WORK TO BE COMPLETED: Write out all of the entries exactly, please.

***** SUPPLIED DATA

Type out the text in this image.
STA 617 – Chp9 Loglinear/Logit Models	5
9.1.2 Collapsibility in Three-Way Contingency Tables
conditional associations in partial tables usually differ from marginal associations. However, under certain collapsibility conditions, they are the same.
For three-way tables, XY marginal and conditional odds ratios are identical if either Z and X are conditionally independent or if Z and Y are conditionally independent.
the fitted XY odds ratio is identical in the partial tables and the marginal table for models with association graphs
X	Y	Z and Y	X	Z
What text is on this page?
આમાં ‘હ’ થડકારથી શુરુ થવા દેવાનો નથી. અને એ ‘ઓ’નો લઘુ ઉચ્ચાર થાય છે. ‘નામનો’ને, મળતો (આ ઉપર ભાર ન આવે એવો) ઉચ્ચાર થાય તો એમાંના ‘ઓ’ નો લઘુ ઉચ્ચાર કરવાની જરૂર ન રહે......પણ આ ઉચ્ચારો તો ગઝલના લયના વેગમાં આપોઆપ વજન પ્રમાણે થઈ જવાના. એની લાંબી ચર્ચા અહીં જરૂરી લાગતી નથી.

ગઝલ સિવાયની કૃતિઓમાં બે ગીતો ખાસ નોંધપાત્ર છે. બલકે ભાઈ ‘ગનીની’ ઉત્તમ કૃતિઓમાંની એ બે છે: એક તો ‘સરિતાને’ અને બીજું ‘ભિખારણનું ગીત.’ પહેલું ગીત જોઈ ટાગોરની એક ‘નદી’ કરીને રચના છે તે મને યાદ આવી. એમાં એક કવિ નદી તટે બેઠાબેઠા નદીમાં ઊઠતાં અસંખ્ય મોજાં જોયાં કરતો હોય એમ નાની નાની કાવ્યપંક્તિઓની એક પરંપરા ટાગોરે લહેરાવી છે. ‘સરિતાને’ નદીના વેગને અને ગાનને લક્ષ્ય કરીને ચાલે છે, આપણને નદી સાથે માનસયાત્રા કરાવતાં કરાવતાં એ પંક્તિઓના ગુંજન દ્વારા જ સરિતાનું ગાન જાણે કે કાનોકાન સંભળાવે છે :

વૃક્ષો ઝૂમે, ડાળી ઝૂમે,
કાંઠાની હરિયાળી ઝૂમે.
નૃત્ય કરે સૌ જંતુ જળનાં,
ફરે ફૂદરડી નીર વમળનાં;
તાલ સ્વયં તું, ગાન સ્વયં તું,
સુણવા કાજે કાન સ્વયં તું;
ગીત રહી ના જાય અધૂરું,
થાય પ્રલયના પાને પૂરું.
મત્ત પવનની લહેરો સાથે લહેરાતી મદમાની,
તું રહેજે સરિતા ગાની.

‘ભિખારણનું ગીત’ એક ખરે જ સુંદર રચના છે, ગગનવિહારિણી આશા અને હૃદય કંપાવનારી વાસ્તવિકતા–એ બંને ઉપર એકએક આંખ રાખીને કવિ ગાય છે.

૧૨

**********

EXPECTED ANSWER:
Type out the text in this image.
STA 617 – Chp9 Loglinear/Logit Models	5
9.1.2 Collapsibility in Three-Way Contingency Tables
conditional associations in partial tables usually differ from marginal associations. However, under certain collapsibility conditions, they are the same.
For three-way tables, XY marginal and conditional odds ratios are identical if either Z and X are conditionally independent or if Z and Y are conditionally independent.
the fitted XY odds ratio is identical in the partial tables and the marginal table for models with association graphs
X	Y	Z and Y	X	Z
What text is on this page?
આમાં ‘હ’ થડકારથી શુરુ થવા દેવાનો નથી. અને એ ‘ઓ’નો લઘુ ઉચ્ચાર થાય છે. ‘નામનો’ને, મળતો (આ ઉપર ભાર ન આવે એવો) ઉચ્ચાર થાય તો એમાંના ‘ઓ’ નો લઘુ ઉચ્ચાર કરવાની જરૂર ન રહે......પણ આ ઉચ્ચારો તો ગઝલના લયના વેગમાં આપોઆપ વજન પ્રમાણે થઈ જવાના. એની લાંબી ચર્ચા અહીં જરૂરી લાગતી નથી.

ગઝલ સિવાયની કૃતિઓમાં બે ગીતો ખાસ નોંધપાત્ર છે. બલકે ભાઈ ‘ગનીની’ ઉત્તમ કૃતિઓમાંની એ બે છે: એક તો ‘સરિતાને’ અને બીજું ‘ભિખારણનું ગીત.’ પહેલું ગીત જોઈ ટાગોરની એક ‘નદી’ કરીને રચના છે તે મને યાદ આવી. એમાં એક કવિ નદી તટે બેઠાબેઠા નદીમાં ઊઠતાં અસંખ્ય મોજાં જોયાં કરતો હોય એમ નાની નાની કાવ્યપંક્તિઓની એક પરંપરા ટાગોરે લહેરાવી છે. ‘સરિતાને’ નદીના વેગને અને ગાનને લક્ષ્ય કરીને ચાલે છે, આપણને નદી સાથે માનસયાત્રા કરાવતાં કરાવતાં એ પંક્તિઓના ગુંજન દ્વારા જ સરિતાનું ગાન જાણે કે કાનોકાન સંભળાવે છે :

વૃક્ષો ઝૂમે, ડાળી ઝૂમે,
કાંઠાની હરિયાળી ઝૂમે.
નૃત્ય કરે સૌ જંતુ જળનાં,
ફરે ફૂદરડી નીર વમળનાં;
તાલ સ્વયં તું, ગાન સ્વયં તું,
સુણવા કાજે કાન સ્વયં તું;
ગીત રહી ના જાય અધૂરું,
થાય પ્રલયના પાને પૂરું.
મત્ત પવનની લહેરો સાથે લહેરાતી મદમાની,
તું રહેજે સરિતા ગાની.

‘ભિખારણનું ગીત’ એક ખરે જ સુંદર રચના છે, ગગનવિહારિણી આશા અને હૃદય કંપાવનારી વાસ્તવિકતા–એ બંને ઉપર એકએક આંખ રાખીને કવિ ગાય છે.

૧૨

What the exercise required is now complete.